[Chart and figure data]
--------------------------------
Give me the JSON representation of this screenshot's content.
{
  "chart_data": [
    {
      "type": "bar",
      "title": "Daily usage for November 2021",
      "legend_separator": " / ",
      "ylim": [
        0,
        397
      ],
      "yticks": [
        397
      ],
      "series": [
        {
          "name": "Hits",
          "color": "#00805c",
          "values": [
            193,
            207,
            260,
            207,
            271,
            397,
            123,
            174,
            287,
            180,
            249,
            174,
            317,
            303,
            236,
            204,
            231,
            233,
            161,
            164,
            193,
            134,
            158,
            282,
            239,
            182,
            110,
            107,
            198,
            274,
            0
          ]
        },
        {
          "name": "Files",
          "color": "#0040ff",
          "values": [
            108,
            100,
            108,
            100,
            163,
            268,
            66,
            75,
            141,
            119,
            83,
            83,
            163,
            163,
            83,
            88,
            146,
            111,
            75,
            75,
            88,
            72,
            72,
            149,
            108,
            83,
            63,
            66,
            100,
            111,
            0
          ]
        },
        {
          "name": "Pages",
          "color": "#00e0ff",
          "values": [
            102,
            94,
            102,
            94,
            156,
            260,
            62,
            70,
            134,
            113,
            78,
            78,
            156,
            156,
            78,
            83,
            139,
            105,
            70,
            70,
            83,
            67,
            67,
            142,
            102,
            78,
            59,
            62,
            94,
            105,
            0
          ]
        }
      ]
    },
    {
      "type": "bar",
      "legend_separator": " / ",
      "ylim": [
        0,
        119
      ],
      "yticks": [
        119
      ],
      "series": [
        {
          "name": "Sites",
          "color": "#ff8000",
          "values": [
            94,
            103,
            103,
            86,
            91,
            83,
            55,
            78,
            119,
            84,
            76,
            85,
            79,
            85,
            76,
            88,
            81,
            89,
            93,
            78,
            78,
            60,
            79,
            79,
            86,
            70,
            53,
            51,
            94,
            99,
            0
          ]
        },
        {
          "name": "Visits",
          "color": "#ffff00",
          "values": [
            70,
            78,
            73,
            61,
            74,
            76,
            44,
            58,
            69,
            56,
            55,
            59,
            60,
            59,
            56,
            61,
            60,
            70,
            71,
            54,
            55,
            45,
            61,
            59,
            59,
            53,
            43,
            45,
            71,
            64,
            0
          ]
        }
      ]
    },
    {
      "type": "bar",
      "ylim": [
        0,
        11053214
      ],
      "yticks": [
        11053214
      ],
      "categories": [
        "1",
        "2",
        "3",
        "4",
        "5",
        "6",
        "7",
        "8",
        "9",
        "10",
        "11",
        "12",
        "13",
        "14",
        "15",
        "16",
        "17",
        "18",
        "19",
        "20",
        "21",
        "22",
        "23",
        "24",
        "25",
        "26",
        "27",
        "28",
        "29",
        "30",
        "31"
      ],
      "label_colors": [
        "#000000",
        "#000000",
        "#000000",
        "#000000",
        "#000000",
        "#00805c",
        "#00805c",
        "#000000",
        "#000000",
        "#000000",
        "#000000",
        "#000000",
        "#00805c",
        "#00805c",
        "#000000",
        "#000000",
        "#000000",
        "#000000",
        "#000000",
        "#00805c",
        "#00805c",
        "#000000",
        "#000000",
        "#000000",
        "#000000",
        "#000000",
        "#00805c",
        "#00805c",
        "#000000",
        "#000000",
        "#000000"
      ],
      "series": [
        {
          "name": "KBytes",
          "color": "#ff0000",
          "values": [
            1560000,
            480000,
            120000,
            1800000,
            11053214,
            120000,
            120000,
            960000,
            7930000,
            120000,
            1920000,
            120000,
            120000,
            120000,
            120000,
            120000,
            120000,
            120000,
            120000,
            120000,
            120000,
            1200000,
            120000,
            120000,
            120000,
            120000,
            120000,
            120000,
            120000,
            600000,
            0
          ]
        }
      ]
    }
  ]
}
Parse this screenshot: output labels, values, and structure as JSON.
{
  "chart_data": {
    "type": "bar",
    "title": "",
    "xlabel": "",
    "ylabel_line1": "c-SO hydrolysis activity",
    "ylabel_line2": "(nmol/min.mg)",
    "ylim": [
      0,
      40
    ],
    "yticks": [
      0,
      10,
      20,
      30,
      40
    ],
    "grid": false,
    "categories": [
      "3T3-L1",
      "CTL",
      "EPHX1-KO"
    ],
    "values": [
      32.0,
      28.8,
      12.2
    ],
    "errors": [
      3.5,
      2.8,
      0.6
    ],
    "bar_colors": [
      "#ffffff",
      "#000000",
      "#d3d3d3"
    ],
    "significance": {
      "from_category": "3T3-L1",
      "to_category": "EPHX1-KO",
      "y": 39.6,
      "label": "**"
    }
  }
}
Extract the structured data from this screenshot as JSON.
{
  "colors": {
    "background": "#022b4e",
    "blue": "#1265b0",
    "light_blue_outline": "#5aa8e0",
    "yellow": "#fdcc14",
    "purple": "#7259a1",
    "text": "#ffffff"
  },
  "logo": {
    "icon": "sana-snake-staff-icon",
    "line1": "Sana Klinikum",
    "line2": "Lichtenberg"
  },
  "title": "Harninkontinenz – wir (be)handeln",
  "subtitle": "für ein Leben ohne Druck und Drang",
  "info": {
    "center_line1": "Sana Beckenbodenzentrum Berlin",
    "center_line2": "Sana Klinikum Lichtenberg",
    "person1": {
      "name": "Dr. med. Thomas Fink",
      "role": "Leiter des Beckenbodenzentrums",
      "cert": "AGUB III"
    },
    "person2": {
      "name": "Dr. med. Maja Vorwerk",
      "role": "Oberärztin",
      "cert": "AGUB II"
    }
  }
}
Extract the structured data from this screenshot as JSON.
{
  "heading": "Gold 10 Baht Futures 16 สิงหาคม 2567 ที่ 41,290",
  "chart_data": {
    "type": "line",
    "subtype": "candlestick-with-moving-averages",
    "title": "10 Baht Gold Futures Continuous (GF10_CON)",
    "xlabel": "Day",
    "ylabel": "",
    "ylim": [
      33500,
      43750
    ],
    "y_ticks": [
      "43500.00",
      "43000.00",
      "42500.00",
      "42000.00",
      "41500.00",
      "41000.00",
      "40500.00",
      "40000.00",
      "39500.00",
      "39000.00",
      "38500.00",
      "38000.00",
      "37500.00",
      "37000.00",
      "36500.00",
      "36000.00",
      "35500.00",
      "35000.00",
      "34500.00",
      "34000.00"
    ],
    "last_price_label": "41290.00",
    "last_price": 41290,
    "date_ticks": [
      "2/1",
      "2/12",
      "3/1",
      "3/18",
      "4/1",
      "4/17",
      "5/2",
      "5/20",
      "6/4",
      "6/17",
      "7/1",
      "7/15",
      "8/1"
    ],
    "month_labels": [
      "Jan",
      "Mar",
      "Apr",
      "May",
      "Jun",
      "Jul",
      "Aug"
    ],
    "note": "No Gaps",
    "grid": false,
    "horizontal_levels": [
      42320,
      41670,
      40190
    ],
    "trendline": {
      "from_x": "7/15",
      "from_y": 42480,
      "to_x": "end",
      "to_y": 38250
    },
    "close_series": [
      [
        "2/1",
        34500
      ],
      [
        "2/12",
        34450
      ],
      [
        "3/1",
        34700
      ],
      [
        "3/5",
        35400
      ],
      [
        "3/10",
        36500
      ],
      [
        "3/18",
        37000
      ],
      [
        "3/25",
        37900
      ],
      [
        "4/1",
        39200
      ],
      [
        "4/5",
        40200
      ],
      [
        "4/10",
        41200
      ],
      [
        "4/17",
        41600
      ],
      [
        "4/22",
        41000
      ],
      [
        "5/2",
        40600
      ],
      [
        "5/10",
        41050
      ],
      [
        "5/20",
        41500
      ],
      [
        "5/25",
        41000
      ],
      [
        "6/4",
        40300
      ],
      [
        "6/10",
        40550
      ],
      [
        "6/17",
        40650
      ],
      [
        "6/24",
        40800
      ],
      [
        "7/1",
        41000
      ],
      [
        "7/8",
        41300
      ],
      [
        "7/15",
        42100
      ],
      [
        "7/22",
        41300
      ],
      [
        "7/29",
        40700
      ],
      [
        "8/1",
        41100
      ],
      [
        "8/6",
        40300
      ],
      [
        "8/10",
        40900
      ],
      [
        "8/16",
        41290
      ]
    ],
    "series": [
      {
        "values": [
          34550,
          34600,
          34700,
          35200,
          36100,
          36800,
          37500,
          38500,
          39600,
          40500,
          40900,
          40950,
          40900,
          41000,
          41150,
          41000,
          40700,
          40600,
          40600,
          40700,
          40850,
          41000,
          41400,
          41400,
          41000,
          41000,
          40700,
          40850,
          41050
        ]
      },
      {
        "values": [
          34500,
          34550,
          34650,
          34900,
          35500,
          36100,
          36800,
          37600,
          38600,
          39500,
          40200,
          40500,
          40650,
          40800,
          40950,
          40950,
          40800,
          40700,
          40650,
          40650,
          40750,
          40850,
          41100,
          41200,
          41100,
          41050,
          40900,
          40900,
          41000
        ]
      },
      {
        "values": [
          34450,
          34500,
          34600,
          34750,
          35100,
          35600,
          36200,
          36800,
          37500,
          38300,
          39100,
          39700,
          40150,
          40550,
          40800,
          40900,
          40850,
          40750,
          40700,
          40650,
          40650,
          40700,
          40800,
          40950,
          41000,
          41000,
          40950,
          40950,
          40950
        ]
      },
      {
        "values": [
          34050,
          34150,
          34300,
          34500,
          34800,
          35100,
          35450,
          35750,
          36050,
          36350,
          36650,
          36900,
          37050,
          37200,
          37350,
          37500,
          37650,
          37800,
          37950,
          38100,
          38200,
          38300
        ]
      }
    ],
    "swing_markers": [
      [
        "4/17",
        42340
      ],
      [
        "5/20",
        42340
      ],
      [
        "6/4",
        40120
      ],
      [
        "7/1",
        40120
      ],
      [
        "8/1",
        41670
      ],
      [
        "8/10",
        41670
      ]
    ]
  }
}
--------------------------------
• Prompt: Search the lines for "Futures". Copy each line that has it.

• Answer to the task:
  "heading": "Gold 10 Baht Futures 16 สิงหาคม 2567 ที่ 41,290",
    "title": "10 Baht Gold Futures Continuous (GF10_CON)",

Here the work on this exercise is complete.